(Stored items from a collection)

------------------------------------

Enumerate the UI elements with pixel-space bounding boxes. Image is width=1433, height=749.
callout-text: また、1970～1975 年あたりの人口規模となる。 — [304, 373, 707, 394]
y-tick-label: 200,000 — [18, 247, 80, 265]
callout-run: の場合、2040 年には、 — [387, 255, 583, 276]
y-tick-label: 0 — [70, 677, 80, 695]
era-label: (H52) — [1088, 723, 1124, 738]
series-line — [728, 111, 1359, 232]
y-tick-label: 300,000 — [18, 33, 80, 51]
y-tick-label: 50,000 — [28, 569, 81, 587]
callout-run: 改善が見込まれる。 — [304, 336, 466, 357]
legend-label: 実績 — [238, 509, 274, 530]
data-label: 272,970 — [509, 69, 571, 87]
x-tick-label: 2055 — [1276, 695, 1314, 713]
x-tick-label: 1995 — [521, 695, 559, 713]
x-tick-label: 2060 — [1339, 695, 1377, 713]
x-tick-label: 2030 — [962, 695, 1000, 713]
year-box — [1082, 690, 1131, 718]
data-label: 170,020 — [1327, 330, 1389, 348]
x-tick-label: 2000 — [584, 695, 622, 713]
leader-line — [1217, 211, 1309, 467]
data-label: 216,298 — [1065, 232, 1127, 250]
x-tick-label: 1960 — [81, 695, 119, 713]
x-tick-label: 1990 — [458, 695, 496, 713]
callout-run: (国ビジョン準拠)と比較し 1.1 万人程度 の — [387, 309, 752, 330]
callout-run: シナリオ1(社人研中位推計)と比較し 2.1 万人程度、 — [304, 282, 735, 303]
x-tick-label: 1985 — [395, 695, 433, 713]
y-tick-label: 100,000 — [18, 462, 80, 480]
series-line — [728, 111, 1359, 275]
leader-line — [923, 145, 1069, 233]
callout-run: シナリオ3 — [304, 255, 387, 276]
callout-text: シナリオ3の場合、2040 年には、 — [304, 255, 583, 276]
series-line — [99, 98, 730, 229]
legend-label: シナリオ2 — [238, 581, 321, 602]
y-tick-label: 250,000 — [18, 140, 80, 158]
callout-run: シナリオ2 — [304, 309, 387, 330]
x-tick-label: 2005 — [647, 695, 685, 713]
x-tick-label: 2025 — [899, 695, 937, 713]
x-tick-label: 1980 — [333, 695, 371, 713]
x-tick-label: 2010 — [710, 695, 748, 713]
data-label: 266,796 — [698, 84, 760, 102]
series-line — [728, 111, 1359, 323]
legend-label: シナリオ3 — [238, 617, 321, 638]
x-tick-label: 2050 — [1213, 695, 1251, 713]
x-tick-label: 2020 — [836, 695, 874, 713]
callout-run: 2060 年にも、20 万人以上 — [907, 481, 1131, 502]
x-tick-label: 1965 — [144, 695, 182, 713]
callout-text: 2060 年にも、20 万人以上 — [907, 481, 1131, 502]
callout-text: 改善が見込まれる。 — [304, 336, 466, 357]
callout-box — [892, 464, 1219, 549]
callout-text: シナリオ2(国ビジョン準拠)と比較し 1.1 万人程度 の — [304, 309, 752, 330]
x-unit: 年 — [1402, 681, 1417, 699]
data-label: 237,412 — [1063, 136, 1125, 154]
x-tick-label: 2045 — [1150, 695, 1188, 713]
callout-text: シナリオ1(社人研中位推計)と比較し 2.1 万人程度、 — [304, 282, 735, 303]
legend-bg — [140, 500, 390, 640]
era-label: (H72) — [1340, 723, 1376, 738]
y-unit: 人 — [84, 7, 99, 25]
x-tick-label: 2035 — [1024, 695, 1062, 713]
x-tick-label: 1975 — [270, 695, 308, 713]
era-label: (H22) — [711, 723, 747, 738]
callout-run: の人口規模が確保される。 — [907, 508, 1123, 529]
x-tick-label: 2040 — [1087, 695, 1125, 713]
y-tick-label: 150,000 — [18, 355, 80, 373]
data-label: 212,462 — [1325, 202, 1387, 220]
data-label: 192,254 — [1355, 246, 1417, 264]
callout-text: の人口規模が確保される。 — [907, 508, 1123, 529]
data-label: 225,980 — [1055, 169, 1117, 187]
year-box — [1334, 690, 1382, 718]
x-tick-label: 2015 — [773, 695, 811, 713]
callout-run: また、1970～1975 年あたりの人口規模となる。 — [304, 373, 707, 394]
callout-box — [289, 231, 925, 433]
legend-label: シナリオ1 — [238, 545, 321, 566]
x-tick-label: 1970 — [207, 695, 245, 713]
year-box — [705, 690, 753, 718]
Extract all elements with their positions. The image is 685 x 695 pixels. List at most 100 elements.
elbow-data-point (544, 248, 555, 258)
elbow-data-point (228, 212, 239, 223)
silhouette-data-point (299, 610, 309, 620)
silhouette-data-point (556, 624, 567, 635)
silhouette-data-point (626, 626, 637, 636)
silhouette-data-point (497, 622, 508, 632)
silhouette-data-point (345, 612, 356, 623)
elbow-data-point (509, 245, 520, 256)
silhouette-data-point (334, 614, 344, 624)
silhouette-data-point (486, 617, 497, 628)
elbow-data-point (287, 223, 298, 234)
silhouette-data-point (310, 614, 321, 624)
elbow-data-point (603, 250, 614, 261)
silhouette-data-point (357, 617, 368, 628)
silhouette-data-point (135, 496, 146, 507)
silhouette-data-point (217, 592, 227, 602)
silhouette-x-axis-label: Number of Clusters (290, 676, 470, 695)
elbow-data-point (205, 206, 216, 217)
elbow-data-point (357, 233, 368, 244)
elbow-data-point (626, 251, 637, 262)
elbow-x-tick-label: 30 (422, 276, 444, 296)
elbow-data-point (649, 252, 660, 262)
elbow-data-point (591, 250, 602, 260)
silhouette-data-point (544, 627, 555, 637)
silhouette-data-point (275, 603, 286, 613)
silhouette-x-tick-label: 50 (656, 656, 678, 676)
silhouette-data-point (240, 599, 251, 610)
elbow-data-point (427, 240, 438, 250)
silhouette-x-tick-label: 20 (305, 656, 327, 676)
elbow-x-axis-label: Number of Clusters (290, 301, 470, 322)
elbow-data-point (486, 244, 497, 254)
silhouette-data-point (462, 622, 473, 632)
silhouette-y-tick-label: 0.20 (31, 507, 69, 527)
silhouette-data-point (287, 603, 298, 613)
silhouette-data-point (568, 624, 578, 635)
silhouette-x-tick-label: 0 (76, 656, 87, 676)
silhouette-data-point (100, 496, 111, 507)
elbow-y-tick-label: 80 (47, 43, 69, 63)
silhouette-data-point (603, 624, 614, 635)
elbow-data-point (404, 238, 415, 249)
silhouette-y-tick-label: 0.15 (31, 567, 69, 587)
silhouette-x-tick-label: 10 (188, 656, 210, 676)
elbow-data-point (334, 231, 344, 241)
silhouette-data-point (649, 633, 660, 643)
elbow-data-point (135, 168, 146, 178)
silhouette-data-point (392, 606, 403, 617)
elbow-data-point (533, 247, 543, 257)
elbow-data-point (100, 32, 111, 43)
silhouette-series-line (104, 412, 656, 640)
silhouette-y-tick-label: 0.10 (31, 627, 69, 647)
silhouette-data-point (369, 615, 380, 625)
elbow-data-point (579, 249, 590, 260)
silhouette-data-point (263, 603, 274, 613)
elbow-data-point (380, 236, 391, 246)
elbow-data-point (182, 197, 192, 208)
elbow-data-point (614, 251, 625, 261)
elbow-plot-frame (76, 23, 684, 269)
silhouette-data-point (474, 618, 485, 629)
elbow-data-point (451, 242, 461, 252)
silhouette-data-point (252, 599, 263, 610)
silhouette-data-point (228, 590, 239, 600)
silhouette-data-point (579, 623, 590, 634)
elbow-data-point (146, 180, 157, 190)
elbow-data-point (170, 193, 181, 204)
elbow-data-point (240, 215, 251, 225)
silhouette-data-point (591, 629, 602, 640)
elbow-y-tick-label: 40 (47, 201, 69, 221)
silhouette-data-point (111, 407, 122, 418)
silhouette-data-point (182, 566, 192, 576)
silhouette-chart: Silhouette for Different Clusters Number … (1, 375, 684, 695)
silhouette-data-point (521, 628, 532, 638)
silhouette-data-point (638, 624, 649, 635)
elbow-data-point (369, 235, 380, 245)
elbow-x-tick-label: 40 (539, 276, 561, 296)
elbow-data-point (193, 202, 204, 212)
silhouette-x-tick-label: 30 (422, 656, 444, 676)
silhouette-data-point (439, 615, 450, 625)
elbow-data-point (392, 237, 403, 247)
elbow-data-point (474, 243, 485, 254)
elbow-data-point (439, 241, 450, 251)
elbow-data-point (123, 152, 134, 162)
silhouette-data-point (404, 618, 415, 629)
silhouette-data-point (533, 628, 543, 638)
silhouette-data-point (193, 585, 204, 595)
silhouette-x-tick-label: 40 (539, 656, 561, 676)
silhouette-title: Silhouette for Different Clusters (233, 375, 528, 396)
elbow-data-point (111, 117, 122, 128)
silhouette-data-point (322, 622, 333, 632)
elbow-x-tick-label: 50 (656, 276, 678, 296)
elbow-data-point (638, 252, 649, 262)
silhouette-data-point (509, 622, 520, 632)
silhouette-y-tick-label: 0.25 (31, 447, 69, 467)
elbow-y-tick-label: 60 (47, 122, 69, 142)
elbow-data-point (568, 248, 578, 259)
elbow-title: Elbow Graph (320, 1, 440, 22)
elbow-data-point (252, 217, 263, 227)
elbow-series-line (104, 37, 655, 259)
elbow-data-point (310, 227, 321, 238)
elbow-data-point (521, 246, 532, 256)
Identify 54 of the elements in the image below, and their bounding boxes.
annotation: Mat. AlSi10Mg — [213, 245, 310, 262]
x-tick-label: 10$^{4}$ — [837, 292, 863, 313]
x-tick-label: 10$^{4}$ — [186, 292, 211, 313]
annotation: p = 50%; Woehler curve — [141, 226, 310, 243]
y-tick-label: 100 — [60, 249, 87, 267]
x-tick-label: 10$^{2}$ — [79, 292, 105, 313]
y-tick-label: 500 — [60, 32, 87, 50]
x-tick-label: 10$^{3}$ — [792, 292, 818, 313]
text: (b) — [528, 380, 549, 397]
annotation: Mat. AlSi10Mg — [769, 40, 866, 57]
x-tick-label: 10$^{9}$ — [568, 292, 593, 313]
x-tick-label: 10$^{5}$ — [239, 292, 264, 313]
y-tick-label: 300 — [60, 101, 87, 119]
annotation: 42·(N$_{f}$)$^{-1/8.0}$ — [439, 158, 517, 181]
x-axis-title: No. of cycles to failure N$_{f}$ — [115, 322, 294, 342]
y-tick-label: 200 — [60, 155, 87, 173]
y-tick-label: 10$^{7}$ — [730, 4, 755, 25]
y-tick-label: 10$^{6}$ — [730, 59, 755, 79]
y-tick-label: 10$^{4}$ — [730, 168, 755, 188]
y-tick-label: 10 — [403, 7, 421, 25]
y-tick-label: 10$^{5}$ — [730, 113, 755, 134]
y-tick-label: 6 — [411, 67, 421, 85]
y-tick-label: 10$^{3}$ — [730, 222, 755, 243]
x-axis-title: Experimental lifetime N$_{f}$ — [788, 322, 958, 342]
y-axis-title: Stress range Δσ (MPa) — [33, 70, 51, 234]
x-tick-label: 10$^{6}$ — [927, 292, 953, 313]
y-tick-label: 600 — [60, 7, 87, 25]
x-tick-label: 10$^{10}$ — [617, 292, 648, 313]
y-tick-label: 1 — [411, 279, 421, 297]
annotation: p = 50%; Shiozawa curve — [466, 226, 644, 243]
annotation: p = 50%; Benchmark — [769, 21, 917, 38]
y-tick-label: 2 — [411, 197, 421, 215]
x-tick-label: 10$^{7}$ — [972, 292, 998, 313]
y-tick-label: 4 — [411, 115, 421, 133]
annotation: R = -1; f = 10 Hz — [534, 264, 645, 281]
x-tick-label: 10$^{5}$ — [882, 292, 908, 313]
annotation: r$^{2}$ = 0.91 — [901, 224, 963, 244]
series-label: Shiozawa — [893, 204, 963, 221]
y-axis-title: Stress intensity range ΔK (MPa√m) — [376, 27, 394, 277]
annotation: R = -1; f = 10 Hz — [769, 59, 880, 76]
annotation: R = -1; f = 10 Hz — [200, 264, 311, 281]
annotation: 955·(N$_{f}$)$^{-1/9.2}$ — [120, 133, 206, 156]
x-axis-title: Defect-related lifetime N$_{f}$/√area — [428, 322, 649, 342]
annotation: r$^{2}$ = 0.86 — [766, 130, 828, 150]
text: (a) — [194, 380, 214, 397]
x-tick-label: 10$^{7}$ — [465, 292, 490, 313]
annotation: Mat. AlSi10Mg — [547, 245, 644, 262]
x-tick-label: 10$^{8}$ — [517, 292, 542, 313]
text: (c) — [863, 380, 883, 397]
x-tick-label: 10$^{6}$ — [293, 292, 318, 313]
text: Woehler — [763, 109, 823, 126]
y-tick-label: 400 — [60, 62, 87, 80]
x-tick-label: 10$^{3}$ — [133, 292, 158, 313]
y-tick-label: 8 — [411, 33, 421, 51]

------------------------------------

> [What you should do] Rewrite the lines from the first one through the line containing "data-label: 216,298 — [1065, 232, 1127, 250]", changing "x-tick-label" to "x-axis-label" and leaving everything else as it is.

> [Task response]
Enumerate the UI elements with pixel-space bounding boxes. Image is width=1433, height=749.
callout-text: また、1970～1975 年あたりの人口規模となる。 — [304, 373, 707, 394]
y-tick-label: 200,000 — [18, 247, 80, 265]
callout-run: の場合、2040 年には、 — [387, 255, 583, 276]
y-tick-label: 0 — [70, 677, 80, 695]
era-label: (H52) — [1088, 723, 1124, 738]
series-line — [728, 111, 1359, 232]
y-tick-label: 300,000 — [18, 33, 80, 51]
y-tick-label: 50,000 — [28, 569, 81, 587]
callout-run: 改善が見込まれる。 — [304, 336, 466, 357]
legend-label: 実績 — [238, 509, 274, 530]
data-label: 272,970 — [509, 69, 571, 87]
x-axis-label: 2055 — [1276, 695, 1314, 713]
x-axis-label: 1995 — [521, 695, 559, 713]
x-axis-label: 2060 — [1339, 695, 1377, 713]
x-axis-label: 2030 — [962, 695, 1000, 713]
year-box — [1082, 690, 1131, 718]
data-label: 170,020 — [1327, 330, 1389, 348]
x-axis-label: 2000 — [584, 695, 622, 713]
leader-line — [1217, 211, 1309, 467]
data-label: 216,298 — [1065, 232, 1127, 250]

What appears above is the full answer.